-- WHAT THE TASK REQUIRES --
Wherever the word "family" appears in a line, extract that line.

-- SOURCE RECORDS --
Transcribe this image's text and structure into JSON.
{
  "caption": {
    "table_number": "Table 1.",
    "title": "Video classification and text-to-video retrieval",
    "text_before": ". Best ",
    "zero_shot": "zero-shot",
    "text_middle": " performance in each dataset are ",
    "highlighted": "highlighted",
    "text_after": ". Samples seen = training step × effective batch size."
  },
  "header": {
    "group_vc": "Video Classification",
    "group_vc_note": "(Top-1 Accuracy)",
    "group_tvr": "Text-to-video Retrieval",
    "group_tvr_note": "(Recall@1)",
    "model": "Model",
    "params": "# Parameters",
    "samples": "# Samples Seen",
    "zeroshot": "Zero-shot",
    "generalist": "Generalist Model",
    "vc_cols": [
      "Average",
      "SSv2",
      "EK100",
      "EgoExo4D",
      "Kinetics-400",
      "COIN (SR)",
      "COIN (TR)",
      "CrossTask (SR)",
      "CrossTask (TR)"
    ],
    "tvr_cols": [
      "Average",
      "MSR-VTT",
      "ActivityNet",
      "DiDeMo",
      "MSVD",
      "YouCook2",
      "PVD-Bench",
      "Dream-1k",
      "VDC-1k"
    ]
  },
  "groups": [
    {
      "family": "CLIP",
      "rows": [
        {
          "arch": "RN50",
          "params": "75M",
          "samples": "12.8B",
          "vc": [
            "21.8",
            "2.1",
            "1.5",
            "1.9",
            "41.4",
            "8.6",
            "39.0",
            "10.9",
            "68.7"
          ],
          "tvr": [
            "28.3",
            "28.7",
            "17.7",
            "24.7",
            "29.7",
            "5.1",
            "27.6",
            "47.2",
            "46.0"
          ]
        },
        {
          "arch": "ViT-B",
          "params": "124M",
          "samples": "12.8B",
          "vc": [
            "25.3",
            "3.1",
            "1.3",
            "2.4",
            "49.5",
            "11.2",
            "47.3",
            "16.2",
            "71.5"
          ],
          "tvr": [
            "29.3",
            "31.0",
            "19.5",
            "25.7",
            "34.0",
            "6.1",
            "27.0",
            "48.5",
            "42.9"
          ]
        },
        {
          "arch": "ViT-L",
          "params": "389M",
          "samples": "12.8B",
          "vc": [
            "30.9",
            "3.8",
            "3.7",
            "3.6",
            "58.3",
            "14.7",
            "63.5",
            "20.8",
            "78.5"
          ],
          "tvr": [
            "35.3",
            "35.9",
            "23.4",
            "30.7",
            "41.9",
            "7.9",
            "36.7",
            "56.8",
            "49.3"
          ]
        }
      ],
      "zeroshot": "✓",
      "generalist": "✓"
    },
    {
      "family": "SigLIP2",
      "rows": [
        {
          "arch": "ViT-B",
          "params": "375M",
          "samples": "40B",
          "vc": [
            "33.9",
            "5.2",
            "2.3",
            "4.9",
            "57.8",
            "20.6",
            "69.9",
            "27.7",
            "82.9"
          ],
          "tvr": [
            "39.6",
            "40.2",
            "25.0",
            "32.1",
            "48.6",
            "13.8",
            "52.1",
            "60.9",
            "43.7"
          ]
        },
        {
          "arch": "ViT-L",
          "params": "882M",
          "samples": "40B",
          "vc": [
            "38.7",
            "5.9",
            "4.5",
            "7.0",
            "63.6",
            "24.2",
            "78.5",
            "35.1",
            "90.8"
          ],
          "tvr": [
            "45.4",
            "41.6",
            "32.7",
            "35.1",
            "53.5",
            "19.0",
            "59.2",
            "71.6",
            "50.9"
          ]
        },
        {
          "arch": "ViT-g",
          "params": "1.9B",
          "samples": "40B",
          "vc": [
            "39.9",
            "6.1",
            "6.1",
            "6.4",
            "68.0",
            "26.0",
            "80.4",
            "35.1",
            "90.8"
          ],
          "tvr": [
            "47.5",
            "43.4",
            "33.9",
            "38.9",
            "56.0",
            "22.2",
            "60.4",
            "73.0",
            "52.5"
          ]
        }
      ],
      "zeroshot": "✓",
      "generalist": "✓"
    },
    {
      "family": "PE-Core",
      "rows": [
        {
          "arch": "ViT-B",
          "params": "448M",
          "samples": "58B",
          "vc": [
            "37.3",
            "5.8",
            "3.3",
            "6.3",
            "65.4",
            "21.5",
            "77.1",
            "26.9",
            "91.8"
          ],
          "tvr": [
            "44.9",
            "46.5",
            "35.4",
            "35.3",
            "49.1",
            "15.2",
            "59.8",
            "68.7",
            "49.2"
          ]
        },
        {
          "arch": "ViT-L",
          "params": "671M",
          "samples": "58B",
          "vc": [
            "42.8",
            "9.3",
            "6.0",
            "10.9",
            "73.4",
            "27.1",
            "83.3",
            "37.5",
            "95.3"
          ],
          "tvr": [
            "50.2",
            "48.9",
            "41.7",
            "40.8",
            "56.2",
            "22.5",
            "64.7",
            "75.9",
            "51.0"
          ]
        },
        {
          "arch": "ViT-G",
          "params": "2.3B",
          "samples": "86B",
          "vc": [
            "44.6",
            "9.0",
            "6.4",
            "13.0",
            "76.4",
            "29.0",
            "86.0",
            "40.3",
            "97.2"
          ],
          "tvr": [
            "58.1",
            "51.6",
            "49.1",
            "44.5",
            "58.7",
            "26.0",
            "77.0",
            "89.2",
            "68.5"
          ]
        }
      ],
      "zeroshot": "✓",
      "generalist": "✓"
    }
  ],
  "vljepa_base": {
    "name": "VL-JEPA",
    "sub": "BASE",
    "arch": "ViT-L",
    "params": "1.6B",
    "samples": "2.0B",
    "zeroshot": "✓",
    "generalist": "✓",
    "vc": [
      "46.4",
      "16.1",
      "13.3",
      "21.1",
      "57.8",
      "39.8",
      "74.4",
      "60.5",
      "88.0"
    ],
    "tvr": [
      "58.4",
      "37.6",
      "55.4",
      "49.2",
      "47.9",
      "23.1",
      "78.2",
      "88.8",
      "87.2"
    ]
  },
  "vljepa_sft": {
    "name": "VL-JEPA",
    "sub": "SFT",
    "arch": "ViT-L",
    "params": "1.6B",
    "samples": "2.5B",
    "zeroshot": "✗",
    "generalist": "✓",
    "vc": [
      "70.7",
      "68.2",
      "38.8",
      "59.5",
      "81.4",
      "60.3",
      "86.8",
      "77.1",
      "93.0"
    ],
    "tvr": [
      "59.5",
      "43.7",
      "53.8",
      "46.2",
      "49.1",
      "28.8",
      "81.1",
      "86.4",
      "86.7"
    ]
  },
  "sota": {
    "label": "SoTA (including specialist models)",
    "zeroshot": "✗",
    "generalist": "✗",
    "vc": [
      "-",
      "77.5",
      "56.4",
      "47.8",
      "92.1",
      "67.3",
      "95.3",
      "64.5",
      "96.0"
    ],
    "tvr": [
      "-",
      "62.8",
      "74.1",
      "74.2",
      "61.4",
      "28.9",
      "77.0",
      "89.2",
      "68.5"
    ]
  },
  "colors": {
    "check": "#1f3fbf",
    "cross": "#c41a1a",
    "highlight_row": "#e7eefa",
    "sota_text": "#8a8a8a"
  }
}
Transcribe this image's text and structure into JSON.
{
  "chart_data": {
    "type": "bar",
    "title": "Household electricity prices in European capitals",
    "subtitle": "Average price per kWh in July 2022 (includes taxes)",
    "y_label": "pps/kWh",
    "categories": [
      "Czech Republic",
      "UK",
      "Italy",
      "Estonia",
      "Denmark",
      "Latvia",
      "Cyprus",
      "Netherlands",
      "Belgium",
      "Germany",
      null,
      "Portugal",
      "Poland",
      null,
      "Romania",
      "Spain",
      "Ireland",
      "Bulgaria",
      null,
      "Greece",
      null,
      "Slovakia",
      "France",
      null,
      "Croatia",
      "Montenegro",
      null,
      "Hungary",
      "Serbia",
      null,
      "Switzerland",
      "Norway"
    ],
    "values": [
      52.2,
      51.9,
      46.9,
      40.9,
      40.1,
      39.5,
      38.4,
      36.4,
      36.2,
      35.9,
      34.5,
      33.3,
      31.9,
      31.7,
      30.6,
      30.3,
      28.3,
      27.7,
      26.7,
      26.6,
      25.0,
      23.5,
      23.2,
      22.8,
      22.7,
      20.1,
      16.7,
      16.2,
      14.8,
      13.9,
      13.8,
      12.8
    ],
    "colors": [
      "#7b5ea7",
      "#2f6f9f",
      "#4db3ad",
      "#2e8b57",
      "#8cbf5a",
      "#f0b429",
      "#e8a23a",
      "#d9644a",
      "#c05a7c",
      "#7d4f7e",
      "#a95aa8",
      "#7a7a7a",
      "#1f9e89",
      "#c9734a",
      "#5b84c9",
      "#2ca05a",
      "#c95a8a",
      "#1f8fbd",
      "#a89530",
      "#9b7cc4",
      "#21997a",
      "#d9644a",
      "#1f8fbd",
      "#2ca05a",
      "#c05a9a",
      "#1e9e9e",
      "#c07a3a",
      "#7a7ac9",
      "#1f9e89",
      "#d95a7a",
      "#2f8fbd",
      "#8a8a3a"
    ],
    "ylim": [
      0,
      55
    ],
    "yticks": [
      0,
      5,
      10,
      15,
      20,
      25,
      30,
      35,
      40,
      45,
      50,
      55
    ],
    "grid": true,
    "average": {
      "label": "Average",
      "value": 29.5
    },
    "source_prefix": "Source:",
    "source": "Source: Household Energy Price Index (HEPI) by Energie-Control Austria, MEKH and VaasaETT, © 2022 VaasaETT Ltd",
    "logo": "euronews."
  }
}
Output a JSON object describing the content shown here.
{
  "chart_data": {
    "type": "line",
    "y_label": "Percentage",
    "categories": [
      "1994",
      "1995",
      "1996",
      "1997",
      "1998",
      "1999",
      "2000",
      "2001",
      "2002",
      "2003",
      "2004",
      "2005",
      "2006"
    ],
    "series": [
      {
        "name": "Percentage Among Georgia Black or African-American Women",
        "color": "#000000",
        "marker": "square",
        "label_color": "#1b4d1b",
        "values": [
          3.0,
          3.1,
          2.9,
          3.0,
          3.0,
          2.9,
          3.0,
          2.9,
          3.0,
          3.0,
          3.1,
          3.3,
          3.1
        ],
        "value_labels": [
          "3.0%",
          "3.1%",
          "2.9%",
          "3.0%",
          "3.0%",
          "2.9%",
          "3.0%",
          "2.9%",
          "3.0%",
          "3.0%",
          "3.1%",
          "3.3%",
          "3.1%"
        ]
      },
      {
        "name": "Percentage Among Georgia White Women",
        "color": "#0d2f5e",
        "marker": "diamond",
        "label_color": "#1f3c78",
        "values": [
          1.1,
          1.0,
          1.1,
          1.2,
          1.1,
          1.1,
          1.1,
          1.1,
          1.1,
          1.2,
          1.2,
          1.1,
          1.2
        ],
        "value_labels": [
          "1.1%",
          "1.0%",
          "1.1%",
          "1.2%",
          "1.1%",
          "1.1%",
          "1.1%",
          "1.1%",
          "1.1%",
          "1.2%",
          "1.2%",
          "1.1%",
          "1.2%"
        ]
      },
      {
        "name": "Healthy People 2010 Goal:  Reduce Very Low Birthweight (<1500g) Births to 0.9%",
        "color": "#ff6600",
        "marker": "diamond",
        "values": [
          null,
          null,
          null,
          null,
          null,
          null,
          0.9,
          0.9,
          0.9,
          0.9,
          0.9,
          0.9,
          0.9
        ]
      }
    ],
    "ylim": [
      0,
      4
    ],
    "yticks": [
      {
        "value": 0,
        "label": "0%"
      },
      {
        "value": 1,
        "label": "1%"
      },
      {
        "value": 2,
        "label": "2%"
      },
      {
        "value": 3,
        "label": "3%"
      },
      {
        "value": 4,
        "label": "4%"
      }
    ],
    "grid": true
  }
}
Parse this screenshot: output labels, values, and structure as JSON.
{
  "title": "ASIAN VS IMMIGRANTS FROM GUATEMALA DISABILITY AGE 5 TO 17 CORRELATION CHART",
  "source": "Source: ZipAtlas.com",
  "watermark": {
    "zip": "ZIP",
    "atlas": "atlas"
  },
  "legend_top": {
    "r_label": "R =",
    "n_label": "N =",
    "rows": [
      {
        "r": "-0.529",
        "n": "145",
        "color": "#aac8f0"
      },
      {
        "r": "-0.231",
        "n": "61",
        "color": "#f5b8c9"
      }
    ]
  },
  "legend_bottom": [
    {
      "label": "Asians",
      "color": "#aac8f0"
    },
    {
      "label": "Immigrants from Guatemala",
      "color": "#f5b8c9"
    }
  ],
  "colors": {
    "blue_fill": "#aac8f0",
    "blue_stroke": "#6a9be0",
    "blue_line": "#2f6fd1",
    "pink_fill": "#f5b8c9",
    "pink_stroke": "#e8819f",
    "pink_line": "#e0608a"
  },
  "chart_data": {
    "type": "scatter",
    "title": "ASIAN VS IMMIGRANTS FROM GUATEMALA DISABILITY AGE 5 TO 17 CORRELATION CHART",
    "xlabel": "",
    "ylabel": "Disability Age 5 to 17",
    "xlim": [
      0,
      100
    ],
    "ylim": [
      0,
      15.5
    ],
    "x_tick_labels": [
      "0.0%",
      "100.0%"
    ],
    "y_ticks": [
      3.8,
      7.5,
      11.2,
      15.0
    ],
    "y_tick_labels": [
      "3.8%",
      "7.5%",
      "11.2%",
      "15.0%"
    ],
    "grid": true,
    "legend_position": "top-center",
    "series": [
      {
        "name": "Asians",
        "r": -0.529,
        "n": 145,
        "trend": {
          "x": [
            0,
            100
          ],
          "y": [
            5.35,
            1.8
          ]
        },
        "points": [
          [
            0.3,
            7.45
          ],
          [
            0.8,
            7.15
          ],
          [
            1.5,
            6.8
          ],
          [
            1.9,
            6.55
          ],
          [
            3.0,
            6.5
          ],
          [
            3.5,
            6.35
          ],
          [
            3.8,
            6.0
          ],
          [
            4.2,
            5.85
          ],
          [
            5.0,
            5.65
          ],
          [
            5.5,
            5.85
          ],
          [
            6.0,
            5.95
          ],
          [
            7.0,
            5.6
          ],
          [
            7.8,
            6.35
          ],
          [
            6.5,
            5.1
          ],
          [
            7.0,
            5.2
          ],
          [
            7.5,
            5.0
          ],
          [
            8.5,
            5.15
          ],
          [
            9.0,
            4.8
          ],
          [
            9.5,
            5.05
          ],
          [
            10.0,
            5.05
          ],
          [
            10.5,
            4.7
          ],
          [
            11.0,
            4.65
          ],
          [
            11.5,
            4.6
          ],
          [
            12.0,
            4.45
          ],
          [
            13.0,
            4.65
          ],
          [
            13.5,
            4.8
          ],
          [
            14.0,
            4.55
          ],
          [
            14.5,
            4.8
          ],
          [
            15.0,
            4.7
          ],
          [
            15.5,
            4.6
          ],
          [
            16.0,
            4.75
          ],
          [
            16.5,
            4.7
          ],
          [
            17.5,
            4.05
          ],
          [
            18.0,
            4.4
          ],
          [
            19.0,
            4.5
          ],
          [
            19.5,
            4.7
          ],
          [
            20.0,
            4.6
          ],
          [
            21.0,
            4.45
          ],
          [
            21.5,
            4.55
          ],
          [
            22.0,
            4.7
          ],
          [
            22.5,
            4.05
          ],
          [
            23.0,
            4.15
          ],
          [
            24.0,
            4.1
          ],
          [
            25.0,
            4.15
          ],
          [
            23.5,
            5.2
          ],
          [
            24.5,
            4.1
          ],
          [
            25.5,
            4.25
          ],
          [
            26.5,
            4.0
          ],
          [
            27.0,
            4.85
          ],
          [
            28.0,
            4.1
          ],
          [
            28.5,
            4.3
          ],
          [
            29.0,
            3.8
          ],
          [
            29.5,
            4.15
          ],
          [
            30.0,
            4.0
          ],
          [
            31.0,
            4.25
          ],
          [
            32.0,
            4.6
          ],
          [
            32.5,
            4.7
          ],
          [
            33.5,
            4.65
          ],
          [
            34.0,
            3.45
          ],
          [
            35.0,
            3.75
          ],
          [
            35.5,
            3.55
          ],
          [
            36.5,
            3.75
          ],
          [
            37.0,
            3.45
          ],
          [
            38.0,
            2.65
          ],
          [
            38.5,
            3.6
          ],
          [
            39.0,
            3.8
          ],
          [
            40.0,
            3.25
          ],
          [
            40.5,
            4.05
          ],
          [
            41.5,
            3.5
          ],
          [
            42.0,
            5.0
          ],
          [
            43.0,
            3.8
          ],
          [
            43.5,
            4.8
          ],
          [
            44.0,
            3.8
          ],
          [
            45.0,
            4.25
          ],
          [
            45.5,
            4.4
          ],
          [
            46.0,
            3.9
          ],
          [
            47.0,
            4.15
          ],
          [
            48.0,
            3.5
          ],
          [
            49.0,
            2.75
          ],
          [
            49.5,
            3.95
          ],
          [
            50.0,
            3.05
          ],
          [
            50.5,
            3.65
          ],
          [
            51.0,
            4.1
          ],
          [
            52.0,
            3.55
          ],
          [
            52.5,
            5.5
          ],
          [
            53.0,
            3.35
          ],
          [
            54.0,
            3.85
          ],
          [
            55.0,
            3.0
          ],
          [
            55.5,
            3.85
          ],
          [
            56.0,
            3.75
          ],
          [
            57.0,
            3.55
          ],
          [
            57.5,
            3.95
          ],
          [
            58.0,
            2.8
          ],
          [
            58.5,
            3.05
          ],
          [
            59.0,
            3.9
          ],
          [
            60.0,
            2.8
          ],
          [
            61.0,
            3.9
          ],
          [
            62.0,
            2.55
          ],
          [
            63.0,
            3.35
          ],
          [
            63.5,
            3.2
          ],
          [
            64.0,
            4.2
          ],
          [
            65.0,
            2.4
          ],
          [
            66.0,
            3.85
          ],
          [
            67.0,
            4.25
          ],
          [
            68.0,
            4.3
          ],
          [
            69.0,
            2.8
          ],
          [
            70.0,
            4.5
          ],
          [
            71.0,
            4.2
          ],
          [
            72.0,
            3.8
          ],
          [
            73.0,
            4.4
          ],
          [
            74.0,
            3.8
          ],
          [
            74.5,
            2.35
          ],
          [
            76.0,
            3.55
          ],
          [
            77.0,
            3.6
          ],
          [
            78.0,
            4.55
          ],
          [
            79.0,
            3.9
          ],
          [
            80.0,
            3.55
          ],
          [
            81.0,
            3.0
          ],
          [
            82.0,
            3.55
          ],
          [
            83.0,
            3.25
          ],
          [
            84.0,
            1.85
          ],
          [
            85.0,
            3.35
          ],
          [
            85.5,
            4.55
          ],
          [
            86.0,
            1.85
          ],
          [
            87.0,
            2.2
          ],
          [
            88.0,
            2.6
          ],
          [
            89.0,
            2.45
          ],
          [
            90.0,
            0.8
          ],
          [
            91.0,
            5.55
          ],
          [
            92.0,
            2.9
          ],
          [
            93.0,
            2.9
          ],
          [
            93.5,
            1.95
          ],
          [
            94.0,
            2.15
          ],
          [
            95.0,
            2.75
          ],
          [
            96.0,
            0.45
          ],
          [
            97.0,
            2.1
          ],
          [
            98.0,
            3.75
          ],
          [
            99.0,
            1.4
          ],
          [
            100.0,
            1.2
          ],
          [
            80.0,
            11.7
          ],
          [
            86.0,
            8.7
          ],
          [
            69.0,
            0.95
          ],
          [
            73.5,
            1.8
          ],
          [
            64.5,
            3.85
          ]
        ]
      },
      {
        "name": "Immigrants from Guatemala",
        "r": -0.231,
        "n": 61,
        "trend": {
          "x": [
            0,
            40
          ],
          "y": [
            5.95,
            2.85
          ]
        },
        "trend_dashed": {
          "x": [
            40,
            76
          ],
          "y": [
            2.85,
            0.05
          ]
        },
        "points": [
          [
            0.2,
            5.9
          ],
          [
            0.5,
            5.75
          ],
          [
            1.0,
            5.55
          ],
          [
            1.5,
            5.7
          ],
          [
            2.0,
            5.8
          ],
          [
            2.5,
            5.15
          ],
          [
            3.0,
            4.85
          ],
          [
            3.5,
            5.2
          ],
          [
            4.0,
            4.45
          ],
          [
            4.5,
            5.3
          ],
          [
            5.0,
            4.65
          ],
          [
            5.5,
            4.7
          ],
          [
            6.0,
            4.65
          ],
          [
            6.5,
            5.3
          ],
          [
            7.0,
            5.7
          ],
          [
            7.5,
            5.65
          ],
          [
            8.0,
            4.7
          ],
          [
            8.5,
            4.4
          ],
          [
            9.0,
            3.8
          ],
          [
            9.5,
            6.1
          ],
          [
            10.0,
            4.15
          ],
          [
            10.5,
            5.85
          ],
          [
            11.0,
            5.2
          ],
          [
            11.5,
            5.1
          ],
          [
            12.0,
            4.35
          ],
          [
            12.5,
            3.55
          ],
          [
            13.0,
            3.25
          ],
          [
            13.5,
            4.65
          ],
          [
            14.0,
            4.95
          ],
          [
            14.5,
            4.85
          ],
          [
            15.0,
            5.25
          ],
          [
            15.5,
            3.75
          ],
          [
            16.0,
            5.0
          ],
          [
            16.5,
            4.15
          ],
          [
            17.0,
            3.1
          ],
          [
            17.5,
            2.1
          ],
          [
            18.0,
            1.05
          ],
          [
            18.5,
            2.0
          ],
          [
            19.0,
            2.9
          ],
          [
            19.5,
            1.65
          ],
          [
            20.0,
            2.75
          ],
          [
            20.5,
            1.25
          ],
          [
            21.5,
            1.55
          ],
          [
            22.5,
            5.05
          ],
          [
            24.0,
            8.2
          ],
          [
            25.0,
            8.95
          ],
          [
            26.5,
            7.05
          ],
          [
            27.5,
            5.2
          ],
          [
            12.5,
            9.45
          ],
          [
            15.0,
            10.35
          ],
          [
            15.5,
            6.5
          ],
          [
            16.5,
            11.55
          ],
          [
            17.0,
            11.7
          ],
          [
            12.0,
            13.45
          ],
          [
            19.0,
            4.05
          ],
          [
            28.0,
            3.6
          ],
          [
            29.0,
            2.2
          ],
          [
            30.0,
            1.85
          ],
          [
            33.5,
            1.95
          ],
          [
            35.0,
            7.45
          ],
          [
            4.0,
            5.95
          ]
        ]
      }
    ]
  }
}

-- RESULT OF THIS TASK --
      "family": "CLIP",
      "family": "SigLIP2",
      "family": "PE-Core",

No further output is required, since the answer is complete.